_DATA SHOWN_:
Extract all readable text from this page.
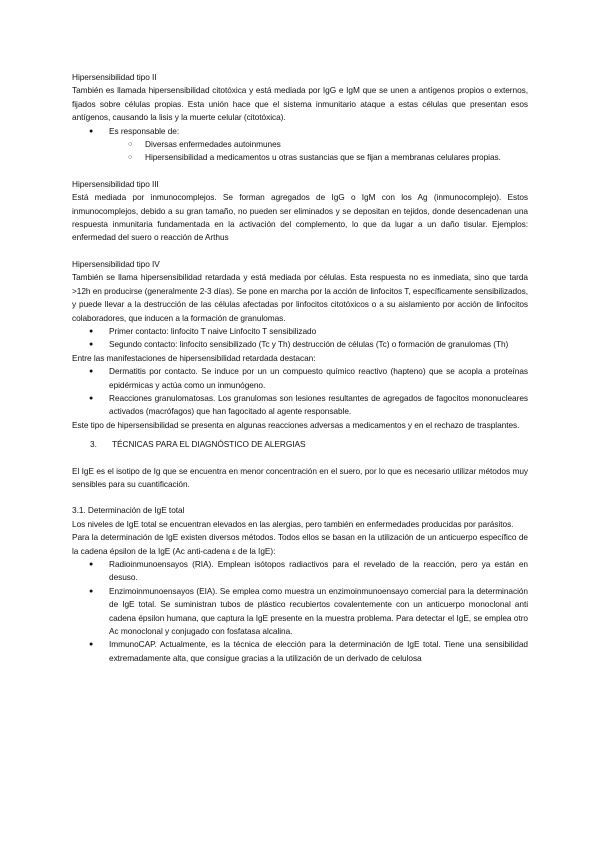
Hipersensibilidad tipo II

También es llamada hipersensibilidad citotóxica y está mediada por IgG e IgM que se unen a antígenos propios o externos, fijados sobre células propias. Esta unión hace que el sistema inmunitario ataque a estas células que presentan esos antígenos, causando la lisis y la muerte celular (citotóxica).

● Es responsable de:
○ Diversas enfermedades autoinmunes
○ Hipersensibilidad a medicamentos u otras sustancias que se fijan a membranas celulares propias.

Hipersensibilidad tipo III

Está mediada por inmunocomplejos. Se forman agregados de IgG o IgM con los Ag (inmunocomplejo). Estos inmunocomplejos, debido a su gran tamaño, no pueden ser eliminados y se depositan en tejidos, donde desencadenan una respuesta inmunitaria fundamentada en la activación del complemento, lo que da lugar a un daño tisular. Ejemplos: enfermedad del suero o reacción de Arthus

Hipersensibilidad tipo IV

También se llama hipersensibilidad retardada y está mediada por células. Esta respuesta no es inmediata, sino que tarda >12h en producirse (generalmente 2-3 días). Se pone en marcha por la acción de linfocitos T, específicamente sensibilizados, y puede llevar a la destrucción de las células afectadas por linfocitos citotóxicos o a su aislamiento por acción de linfocitos colaboradores, que inducen a la formación de granulomas.

● Primer contacto: linfocito T naive Linfocito T sensibilizado
● Segundo contacto: linfocito sensibilizado (Tc y Th) destrucción de células (Tc) o formación de granulomas (Th)

Entre las manifestaciones de hipersensibilidad retardada destacan:

● Dermatitis por contacto. Se induce por un un compuesto químico reactivo (hapteno) que se acopla a proteínas epidérmicas y actúa como un inmunógeno.
● Reacciones granulomatosas. Los granulomas son lesiones resultantes de agregados de fagocitos mononucleares activados (macrófagos) que han fagocitado al agente responsable.

Este tipo de hipersensibilidad se presenta en algunas reacciones adversas a medicamentos y en el rechazo de trasplantes.

3. TÉCNICAS PARA EL DIAGNÓSTICO DE ALERGIAS

El IgE es el isotipo de Ig que se encuentra en menor concentración en el suero, por lo que es necesario utilizar métodos muy sensibles para su cuantificación.

3.1. Determinación de IgE total

Los niveles de IgE total se encuentran elevados en las alergias, pero también en enfermedades producidas por parásitos.

Para la determinación de IgE existen diversos métodos. Todos ellos se basan en la utilización de un anticuerpo específico de la cadena épsilon de la IgE (Ac anti-cadena ε de la IgE):

● Radioinmunoensayos (RIA). Emplean isótopos radiactivos para el revelado de la reacción, pero ya están en desuso.
● Enzimoinmunoensayos (EIA). Se emplea como muestra un enzimoinmunoensayo comercial para la determinación de IgE total. Se suministran tubos de plástico recubiertos covalentemente con un anticuerpo monoclonal anti cadena épsilon humana, que captura la IgE presente en la muestra problema. Para detectar el IgE, se emplea otro Ac monoclonal y conjugado con fosfatasa alcalina.
● ImmunoCAP. Actualmente, es la técnica de elección para la determinación de IgE total. Tiene una sensibilidad extremadamente alta, que consigue gracias a la utilización de un derivado de celulosa
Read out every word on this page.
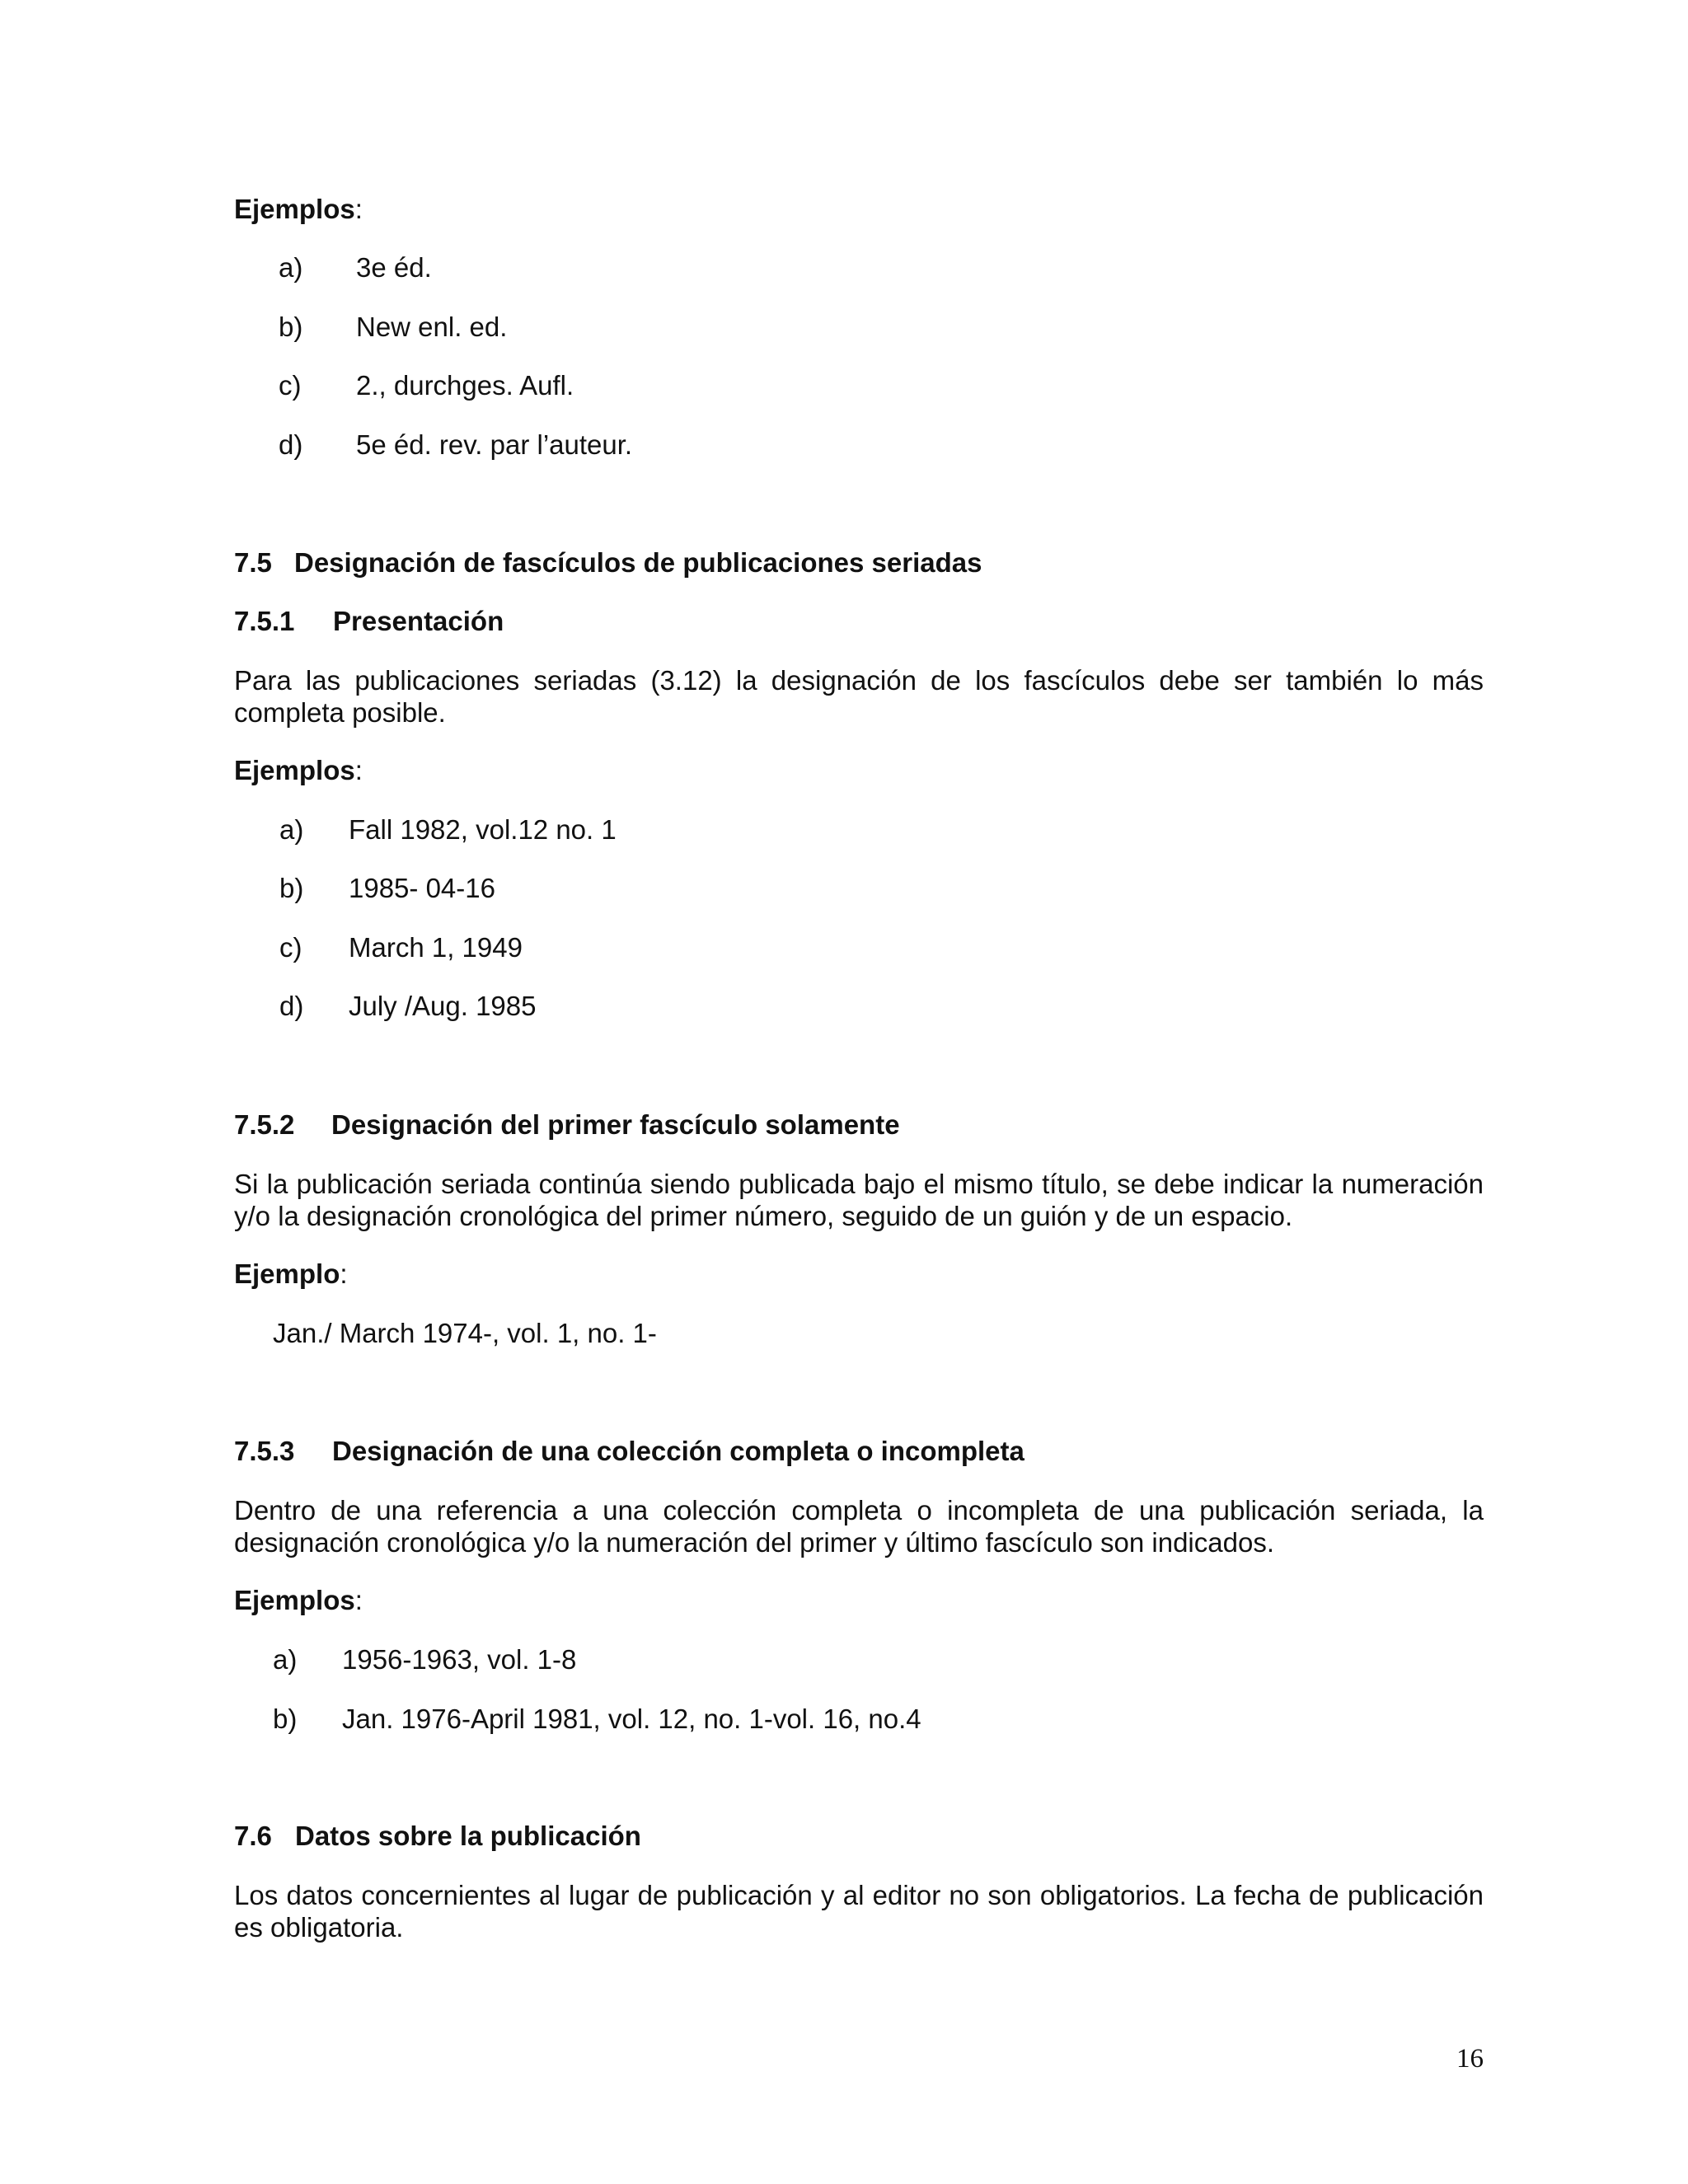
Ejemplos:
a) 3e éd.
b) New enl. ed.
c) 2., durchges. Aufl.
d) 5e éd. rev. par l’auteur.
7.5 Designación de fascículos de publicaciones seriadas
7.5.1 Presentación
Para las publicaciones seriadas (3.12) la designación de los fascículos debe ser también lo más completa posible.
Ejemplos:
a) Fall 1982, vol.12 no. 1
b) 1985- 04-16
c) March 1, 1949
d) July /Aug. 1985
7.5.2 Designación del primer fascículo solamente
Si la publicación seriada continúa siendo publicada bajo el mismo título, se debe indicar la numeración y/o la designación cronológica del primer número, seguido de un guión y de un espacio.
Ejemplo:
Jan./ March 1974-, vol. 1, no. 1-
7.5.3 Designación de una colección completa o incompleta
Dentro de una referencia a una colección completa o incompleta de una publicación seriada, la designación cronológica y/o la numeración del primer y último fascículo son indicados.
Ejemplos:
a) 1956-1963, vol. 1-8
b) Jan. 1976-April 1981, vol. 12, no. 1-vol. 16, no.4
7.6 Datos sobre la publicación
Los datos concernientes al lugar de publicación y al editor no son obligatorios. La fecha de publicación es obligatoria.
16
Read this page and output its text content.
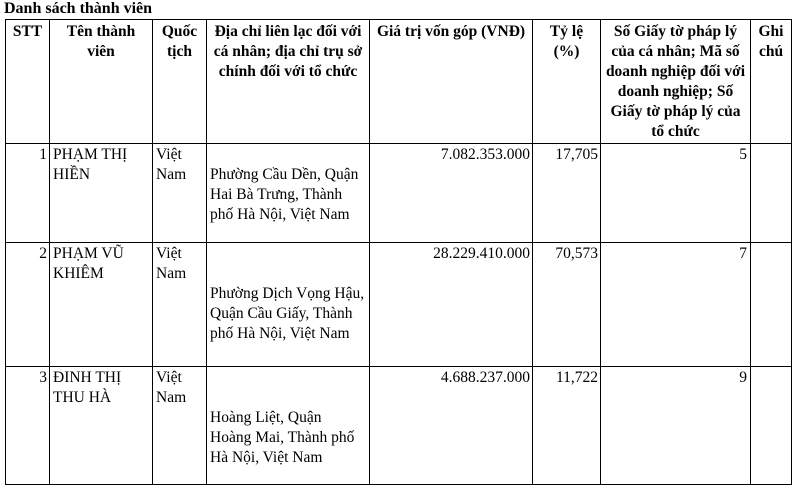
Danh sách thành viên
STT	Tên thành viên	Quốc tịch	Địa chỉ liên lạc đối với cá nhân; địa chỉ trụ sở chính đối với tổ chức	Giá trị vốn góp (VNĐ)	Tỷ lệ (%)	Số Giấy tờ pháp lý của cá nhân; Mã số doanh nghiệp đối với doanh nghiệp; Số Giấy tờ pháp lý của tổ chức	Ghi chú
1	PHẠM THỊ HIỀN	Việt Nam	Phường Cầu Dền, Quận Hai Bà Trưng, Thành phố Hà Nội, Việt Nam	7.082.353.000	17,705	5	

2	PHẠM VŨ KHIÊM	Việt Nam	Phường Dịch Vọng Hậu, Quận Cầu Giấy, Thành phố Hà Nội, Việt Nam	28.229.410.000	70,573	7	

3	ĐINH THỊ THU HÀ	Việt Nam	Hoàng Liệt, Quận Hoàng Mai, Thành phố Hà Nội, Việt Nam	4.688.237.000	11,722	9	
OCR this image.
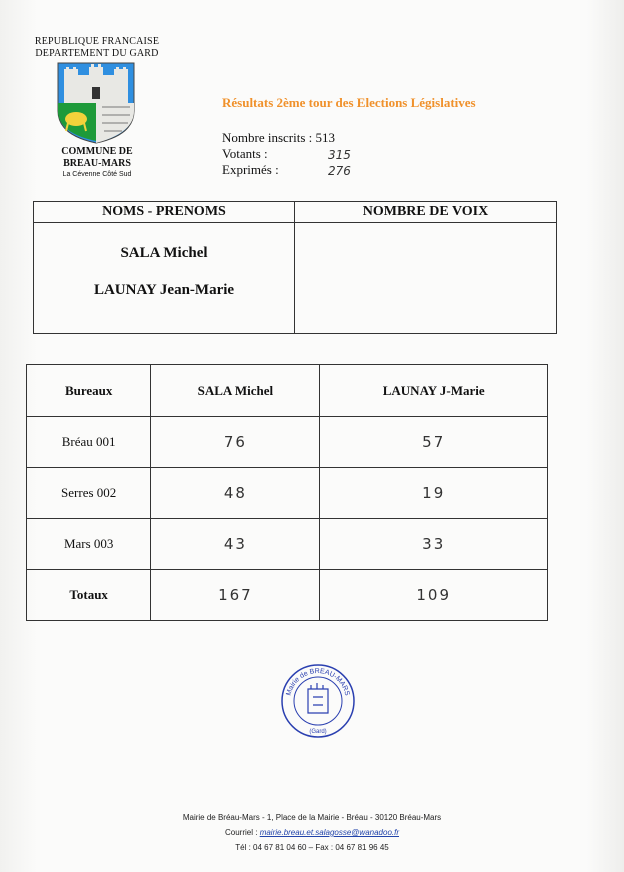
REPUBLIQUE FRANCAISE
DEPARTEMENT DU GARD
COMMUNE DE
BREAU-MARS
La Cévenne Côté Sud
Résultats 2ème tour des Elections Législatives
Nombre inscrits : 513
Votants :	315
Exprimés :	276
NOMS - PRENOMS	NOMBRE DE VOIX

SALA Michel
LAUNAY Jean-Marie	

Bureaux	SALA Michel	LAUNAY J-Marie
Bréau 001	76	57
Serres 002	48	19
Mars 003	43	33
Totaux	167	109
Mairie de BREAU-MARS
(Gard)
Mairie de Bréau-Mars - 1, Place de la Mairie - Bréau - 30120 Bréau-Mars
Courriel : mairie.breau.et.salagosse@wanadoo.fr
Tél : 04 67 81 04 60 – Fax : 04 67 81 96 45
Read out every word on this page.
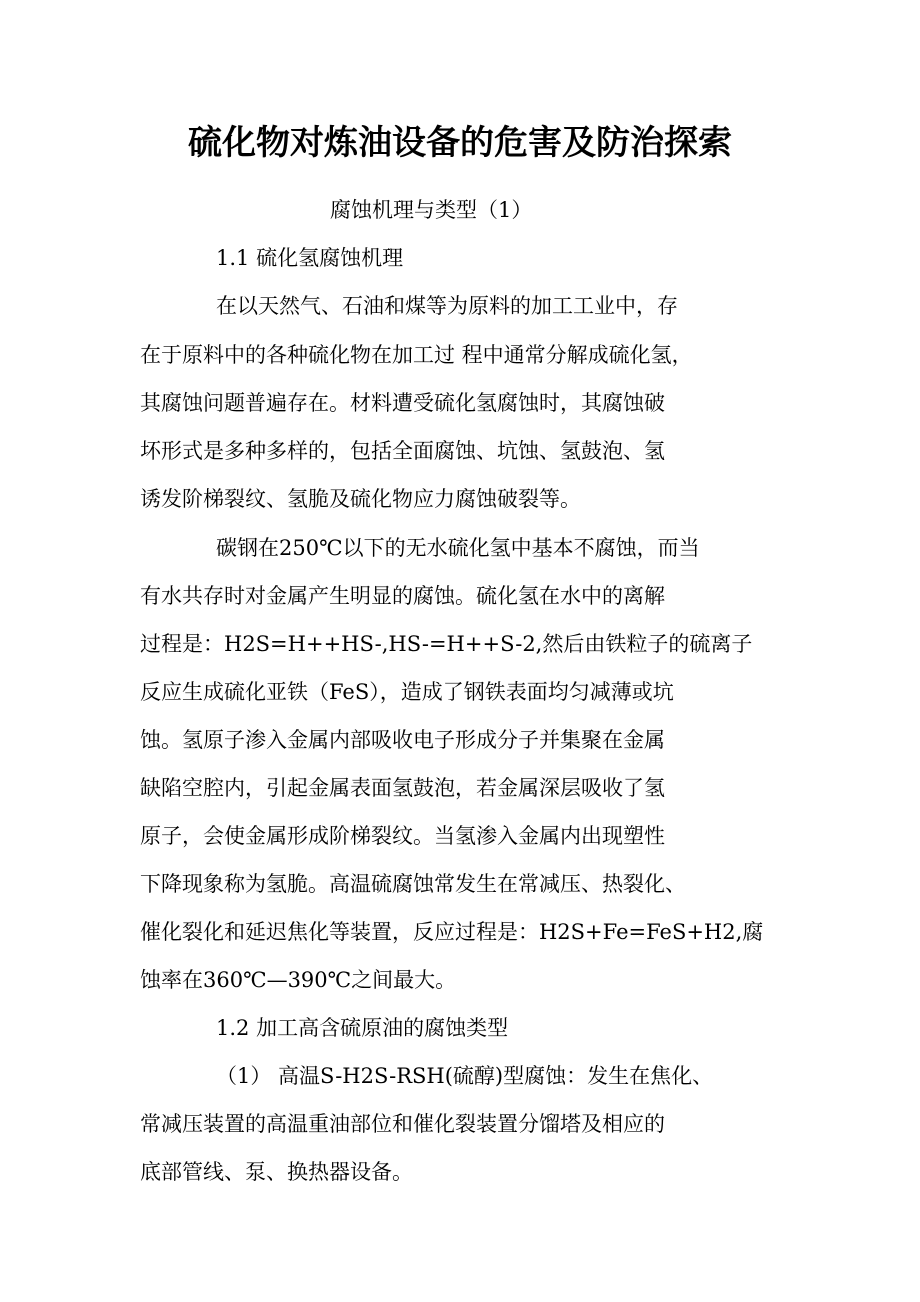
硫化物对炼油设备的危害及防治探索
腐蚀机理与类型（1）
1.1 硫化氢腐蚀机理
在以天然气、石油和煤等为原料的加工工业中，存
在于原料中的各种硫化物在加工过 程中通常分解成硫化氢，
其腐蚀问题普遍存在。材料遭受硫化氢腐蚀时，其腐蚀破
坏形式是多种多样的，包括全面腐蚀、坑蚀、氢鼓泡、氢
诱发阶梯裂纹、氢脆及硫化物应力腐蚀破裂等。
碳钢在250℃以下的无水硫化氢中基本不腐蚀，而当
有水共存时对金属产生明显的腐蚀。硫化氢在水中的离解
过程是：H2S=H++HS-,HS-=H++S-2,然后由铁粒子的硫离子
反应生成硫化亚铁（FeS），造成了钢铁表面均匀减薄或坑
蚀。氢原子渗入金属内部吸收电子形成分子并集聚在金属
缺陷空腔内，引起金属表面氢鼓泡，若金属深层吸收了氢
原子，会使金属形成阶梯裂纹。当氢渗入金属内出现塑性
下降现象称为氢脆。高温硫腐蚀常发生在常减压、热裂化、
催化裂化和延迟焦化等装置，反应过程是：H2S+Fe=FeS+H2,腐
蚀率在360℃—390℃之间最大。
1.2 加工高含硫原油的腐蚀类型
（1） 高温S-H2S-RSH(硫醇)型腐蚀：发生在焦化、
常减压装置的高温重油部位和催化裂装置分馏塔及相应的
底部管线、泵、换热器设备。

_WORK REQUIRED_:
Make a copy of each line that contains the string "responsable".

_TASK RESULT_:
● Es responsable de:
● Reacciones granulomatosas. Los granulomas son lesiones resultantes de agregados de fagocitos mononucleares activados (macrófagos) que han fagocitado al agente responsable.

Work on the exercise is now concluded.